Reproduce only the lines that run from the line with "Give me a plain-text" to the last line of the material, both ends included, exactly as they appear.
==== Records for the exercise
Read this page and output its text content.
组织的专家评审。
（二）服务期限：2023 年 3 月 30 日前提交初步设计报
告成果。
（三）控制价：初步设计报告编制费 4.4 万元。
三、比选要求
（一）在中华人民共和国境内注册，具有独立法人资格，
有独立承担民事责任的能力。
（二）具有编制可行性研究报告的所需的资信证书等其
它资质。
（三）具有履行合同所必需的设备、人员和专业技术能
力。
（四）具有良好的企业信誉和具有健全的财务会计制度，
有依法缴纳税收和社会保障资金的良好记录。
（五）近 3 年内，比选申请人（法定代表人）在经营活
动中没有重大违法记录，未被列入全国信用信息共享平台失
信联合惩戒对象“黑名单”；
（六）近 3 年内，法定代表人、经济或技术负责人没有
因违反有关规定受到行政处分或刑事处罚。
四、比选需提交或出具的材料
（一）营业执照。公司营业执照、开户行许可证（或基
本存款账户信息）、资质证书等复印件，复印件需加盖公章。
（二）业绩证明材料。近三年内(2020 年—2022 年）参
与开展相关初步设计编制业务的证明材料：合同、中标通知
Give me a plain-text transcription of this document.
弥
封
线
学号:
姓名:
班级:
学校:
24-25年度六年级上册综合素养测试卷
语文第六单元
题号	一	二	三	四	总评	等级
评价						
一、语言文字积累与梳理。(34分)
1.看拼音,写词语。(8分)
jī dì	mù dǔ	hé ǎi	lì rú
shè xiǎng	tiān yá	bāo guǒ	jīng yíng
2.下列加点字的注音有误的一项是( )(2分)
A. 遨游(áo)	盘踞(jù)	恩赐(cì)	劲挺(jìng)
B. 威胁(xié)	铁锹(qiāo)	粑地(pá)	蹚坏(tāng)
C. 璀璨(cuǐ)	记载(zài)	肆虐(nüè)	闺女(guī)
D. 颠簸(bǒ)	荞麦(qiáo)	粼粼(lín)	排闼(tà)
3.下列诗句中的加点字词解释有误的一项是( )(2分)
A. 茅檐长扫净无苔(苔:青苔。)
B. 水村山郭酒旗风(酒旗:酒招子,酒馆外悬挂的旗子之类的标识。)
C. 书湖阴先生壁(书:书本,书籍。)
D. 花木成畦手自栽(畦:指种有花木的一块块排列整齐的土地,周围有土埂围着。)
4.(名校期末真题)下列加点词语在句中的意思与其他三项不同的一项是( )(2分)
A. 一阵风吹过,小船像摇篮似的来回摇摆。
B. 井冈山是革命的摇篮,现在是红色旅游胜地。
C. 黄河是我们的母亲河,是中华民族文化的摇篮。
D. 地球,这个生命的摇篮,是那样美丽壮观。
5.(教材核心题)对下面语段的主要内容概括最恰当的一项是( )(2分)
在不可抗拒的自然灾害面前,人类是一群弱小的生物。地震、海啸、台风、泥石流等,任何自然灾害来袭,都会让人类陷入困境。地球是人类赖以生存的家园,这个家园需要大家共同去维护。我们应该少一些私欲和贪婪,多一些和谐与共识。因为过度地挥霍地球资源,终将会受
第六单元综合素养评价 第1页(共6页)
========
Exercise response:
Give me a plain-text transcription of this document.
弥
封
线
学号:
姓名:
班级:
学校:
24-25年度六年级上册综合素养测试卷
语文第六单元
题号	一	二	三	四	总评	等级
评价						
一、语言文字积累与梳理。(34分)
1.看拼音,写词语。(8分)
jī dì	mù dǔ	hé ǎi	lì rú
shè xiǎng	tiān yá	bāo guǒ	jīng yíng
2.下列加点字的注音有误的一项是( )(2分)
A. 遨游(áo)	盘踞(jù)	恩赐(cì)	劲挺(jìng)
B. 威胁(xié)	铁锹(qiāo)	粑地(pá)	蹚坏(tāng)
C. 璀璨(cuǐ)	记载(zài)	肆虐(nüè)	闺女(guī)
D. 颠簸(bǒ)	荞麦(qiáo)	粼粼(lín)	排闼(tà)
3.下列诗句中的加点字词解释有误的一项是( )(2分)
A. 茅檐长扫净无苔(苔:青苔。)
B. 水村山郭酒旗风(酒旗:酒招子,酒馆外悬挂的旗子之类的标识。)
C. 书湖阴先生壁(书:书本,书籍。)
D. 花木成畦手自栽(畦:指种有花木的一块块排列整齐的土地,周围有土埂围着。)
4.(名校期末真题)下列加点词语在句中的意思与其他三项不同的一项是( )(2分)
A. 一阵风吹过,小船像摇篮似的来回摇摆。
B. 井冈山是革命的摇篮,现在是红色旅游胜地。
C. 黄河是我们的母亲河,是中华民族文化的摇篮。
D. 地球,这个生命的摇篮,是那样美丽壮观。
5.(教材核心题)对下面语段的主要内容概括最恰当的一项是( )(2分)
在不可抗拒的自然灾害面前,人类是一群弱小的生物。地震、海啸、台风、泥石流等,任何自然灾害来袭,都会让人类陷入困境。地球是人类赖以生存的家园,这个家园需要大家共同去维护。我们应该少一些私欲和贪婪,多一些和谐与共识。因为过度地挥霍地球资源,终将会受
第六单元综合素养评价 第1页(共6页)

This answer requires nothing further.